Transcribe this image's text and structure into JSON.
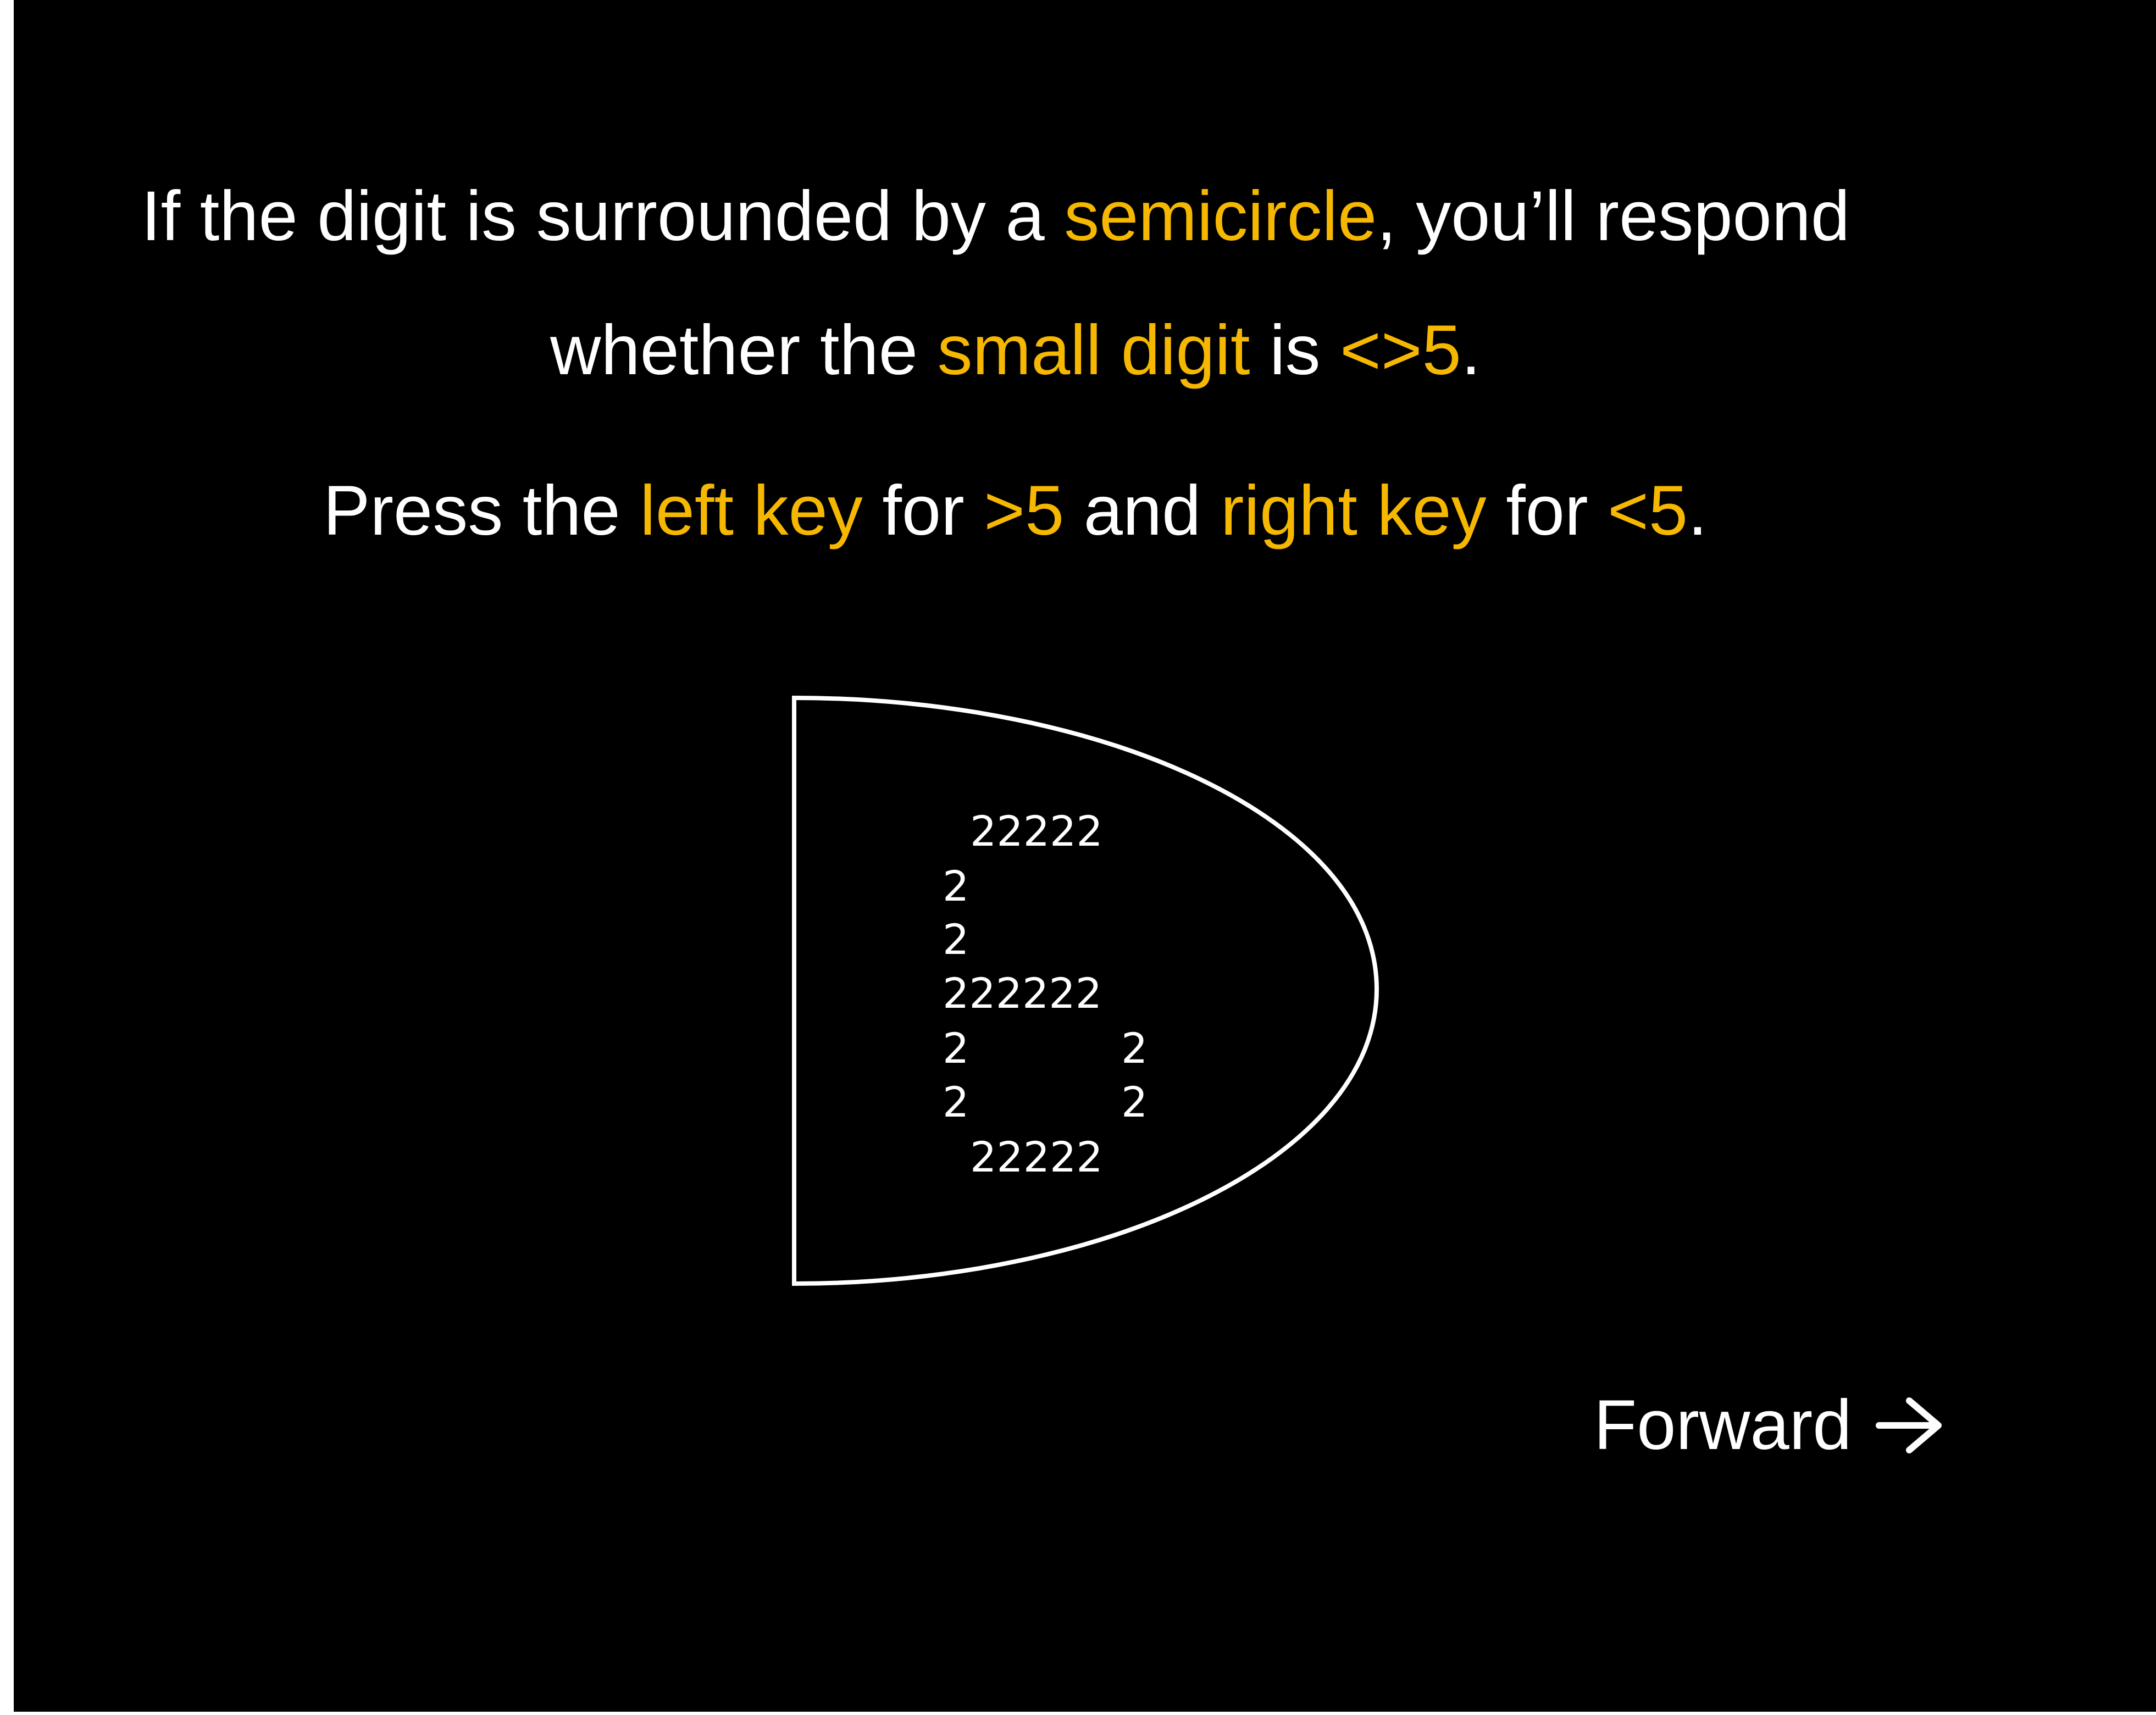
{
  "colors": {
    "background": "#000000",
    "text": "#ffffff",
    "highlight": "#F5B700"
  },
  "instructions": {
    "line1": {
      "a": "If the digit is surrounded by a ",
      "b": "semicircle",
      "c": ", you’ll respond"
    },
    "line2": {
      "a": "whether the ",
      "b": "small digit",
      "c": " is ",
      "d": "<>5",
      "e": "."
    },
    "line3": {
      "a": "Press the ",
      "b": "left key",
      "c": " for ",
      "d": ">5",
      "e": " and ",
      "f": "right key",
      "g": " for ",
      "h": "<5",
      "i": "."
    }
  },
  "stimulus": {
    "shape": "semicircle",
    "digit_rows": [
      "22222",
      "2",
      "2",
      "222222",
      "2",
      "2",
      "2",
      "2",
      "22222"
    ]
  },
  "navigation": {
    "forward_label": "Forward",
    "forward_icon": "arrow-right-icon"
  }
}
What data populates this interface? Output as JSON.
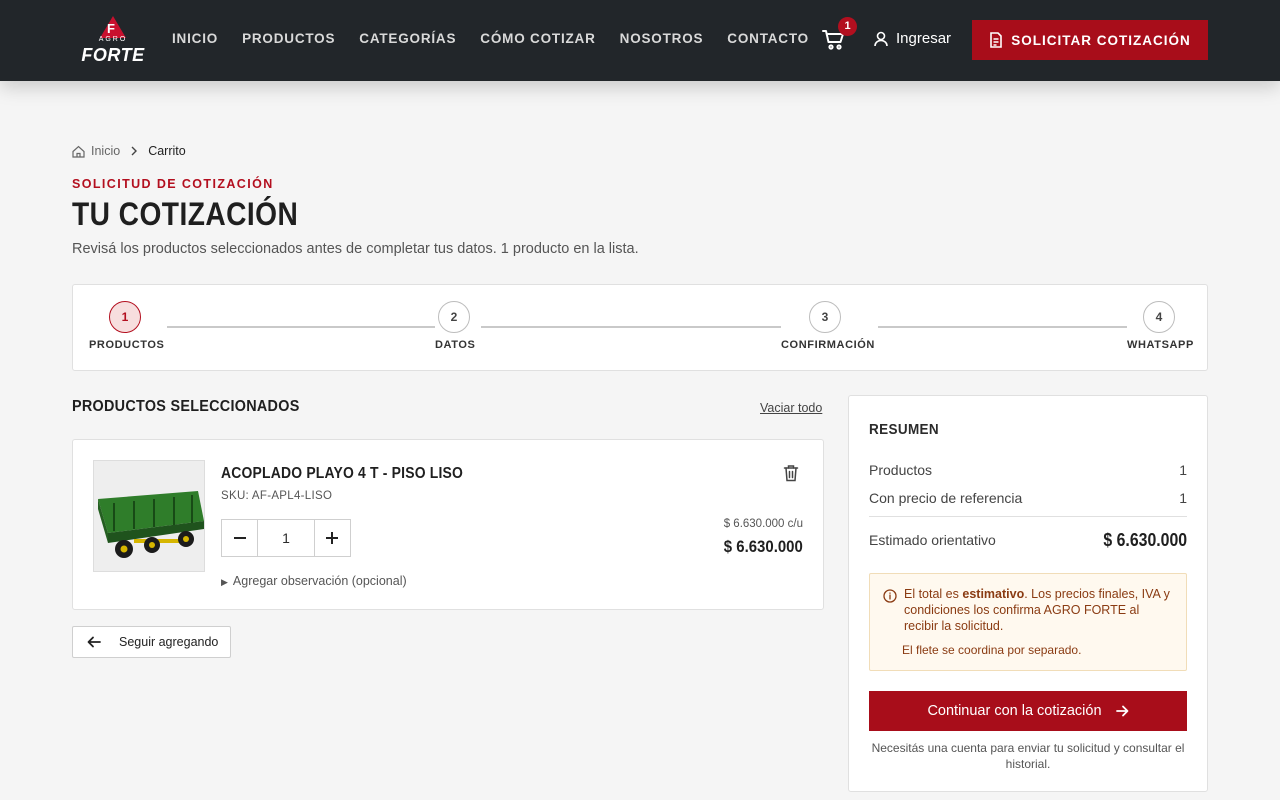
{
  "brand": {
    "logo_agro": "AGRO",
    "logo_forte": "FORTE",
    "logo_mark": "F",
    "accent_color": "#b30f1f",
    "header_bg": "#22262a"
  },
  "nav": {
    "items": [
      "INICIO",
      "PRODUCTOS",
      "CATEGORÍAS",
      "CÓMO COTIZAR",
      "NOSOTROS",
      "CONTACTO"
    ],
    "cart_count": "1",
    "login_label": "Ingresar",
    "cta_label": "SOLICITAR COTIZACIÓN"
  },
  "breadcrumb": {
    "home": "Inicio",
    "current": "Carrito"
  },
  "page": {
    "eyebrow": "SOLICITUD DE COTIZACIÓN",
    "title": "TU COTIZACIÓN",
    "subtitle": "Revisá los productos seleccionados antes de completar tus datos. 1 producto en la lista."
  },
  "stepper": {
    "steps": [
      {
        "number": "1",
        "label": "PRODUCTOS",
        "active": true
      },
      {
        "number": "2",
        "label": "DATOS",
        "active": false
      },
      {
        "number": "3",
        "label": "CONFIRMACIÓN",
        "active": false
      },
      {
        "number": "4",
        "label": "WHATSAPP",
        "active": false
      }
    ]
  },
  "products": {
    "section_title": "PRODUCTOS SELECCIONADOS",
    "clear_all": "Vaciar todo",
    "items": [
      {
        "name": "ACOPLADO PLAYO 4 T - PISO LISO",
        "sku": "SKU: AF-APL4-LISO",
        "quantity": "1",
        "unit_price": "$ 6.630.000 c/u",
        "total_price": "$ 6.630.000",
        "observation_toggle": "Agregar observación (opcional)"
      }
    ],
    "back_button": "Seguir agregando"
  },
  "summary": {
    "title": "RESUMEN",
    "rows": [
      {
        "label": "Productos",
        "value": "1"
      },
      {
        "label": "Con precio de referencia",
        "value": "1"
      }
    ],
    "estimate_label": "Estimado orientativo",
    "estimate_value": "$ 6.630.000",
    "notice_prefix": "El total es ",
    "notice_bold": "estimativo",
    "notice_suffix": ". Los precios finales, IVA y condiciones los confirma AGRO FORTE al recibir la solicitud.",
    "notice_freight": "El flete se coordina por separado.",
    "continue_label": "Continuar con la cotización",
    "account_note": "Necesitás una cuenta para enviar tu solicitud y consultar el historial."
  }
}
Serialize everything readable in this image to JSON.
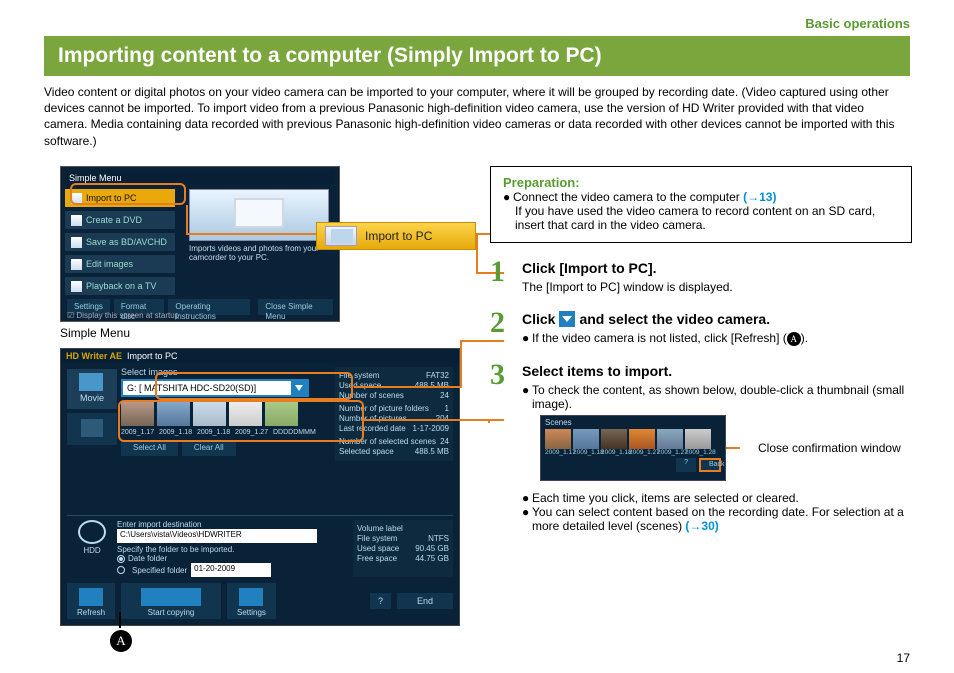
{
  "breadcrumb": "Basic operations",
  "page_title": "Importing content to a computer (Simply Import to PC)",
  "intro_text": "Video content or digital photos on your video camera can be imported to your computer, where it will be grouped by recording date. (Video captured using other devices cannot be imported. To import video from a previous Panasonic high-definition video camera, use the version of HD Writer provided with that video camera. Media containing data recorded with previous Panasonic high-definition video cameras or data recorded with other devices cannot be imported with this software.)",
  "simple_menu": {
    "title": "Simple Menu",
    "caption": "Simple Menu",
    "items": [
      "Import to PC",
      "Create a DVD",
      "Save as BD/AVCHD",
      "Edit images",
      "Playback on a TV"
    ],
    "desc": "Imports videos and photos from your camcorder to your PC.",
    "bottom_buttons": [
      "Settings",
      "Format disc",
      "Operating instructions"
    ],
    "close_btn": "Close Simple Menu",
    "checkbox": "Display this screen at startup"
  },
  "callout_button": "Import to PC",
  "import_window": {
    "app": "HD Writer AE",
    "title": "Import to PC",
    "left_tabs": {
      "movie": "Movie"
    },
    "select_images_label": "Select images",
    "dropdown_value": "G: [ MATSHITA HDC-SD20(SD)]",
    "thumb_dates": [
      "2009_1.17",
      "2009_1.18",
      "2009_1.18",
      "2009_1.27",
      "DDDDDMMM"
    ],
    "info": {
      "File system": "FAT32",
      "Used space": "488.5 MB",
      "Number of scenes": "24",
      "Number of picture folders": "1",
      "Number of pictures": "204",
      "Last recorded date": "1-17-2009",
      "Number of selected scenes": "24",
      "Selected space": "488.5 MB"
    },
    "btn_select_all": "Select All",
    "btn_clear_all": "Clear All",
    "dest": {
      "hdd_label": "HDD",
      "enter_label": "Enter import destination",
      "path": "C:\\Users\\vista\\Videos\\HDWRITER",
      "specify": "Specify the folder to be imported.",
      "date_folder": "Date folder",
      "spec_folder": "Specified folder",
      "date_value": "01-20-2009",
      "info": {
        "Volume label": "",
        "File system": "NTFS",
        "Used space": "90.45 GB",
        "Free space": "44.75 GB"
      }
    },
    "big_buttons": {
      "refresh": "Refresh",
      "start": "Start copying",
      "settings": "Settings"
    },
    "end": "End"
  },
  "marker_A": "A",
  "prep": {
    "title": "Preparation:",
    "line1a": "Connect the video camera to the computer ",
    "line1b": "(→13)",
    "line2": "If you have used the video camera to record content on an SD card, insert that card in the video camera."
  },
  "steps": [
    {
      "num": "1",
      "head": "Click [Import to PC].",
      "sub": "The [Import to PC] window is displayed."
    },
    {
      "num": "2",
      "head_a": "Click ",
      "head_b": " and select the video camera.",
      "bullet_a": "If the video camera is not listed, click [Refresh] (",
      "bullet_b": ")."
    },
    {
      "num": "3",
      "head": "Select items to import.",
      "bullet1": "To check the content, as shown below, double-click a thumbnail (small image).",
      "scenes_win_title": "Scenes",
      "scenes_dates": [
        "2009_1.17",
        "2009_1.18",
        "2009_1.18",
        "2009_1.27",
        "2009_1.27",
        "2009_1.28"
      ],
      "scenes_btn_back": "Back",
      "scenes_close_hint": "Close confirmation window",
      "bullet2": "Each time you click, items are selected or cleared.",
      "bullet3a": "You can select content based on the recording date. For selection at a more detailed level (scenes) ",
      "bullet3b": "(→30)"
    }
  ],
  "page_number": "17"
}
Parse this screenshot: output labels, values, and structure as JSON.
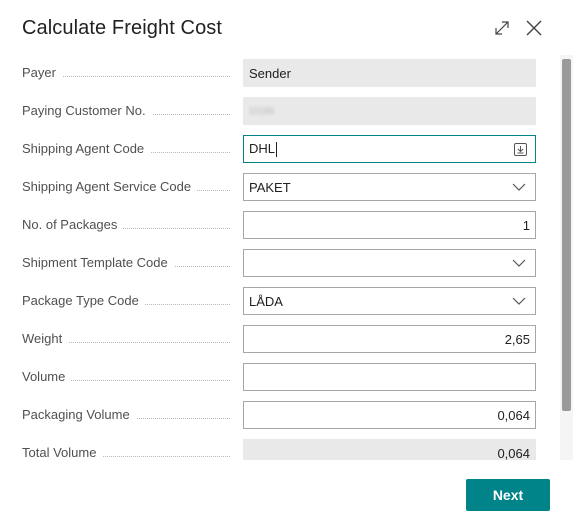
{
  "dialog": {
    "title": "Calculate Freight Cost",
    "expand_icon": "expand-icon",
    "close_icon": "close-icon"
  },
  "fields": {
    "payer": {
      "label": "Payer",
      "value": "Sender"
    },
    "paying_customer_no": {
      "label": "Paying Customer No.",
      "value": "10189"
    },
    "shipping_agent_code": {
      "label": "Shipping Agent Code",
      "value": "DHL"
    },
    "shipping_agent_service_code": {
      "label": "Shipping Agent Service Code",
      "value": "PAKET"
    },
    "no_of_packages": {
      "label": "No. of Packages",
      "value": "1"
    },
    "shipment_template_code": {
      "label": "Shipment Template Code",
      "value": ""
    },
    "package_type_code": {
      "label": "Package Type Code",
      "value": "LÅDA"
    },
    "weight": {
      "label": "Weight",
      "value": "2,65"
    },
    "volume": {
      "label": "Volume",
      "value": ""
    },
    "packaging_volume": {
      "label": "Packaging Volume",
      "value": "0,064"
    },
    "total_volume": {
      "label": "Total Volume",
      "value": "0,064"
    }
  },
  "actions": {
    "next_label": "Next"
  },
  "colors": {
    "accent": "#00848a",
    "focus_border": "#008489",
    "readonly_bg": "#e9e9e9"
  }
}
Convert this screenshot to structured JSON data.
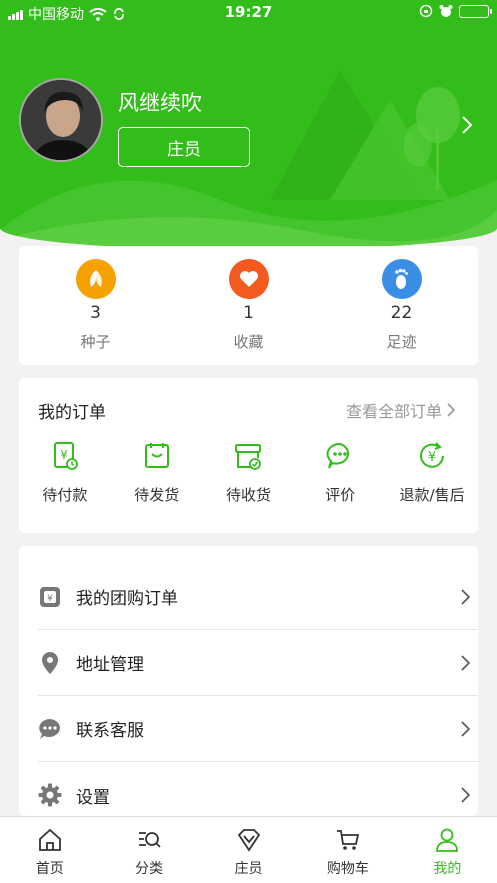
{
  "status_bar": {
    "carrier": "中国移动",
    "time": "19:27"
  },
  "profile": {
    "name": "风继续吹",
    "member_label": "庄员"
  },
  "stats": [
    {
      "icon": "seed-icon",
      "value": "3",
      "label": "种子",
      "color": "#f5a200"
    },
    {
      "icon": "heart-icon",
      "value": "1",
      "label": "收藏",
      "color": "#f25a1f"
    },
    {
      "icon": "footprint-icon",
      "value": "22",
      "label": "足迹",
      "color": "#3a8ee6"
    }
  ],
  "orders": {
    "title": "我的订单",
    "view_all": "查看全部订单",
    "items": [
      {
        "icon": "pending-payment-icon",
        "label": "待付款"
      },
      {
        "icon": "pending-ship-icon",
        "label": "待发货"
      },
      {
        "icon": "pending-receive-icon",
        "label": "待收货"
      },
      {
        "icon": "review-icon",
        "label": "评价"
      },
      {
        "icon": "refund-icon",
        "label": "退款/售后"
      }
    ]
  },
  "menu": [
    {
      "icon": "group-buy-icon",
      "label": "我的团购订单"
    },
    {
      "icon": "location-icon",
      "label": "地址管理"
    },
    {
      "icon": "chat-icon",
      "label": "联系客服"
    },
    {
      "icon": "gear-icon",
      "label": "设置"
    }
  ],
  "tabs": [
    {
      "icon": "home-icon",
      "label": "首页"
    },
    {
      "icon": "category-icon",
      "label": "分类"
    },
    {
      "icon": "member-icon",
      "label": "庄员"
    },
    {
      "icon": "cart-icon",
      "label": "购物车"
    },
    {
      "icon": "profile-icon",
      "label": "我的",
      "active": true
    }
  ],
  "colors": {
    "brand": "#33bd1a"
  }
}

_TASK DESCRIPTION:_
From the listing above, copy every line that includes the word "pending".

_SOLUTION TO THE PROBLEM:_
        "icon": "pending-payment-icon",
        "icon": "pending-ship-icon",
        "icon": "pending-receive-icon",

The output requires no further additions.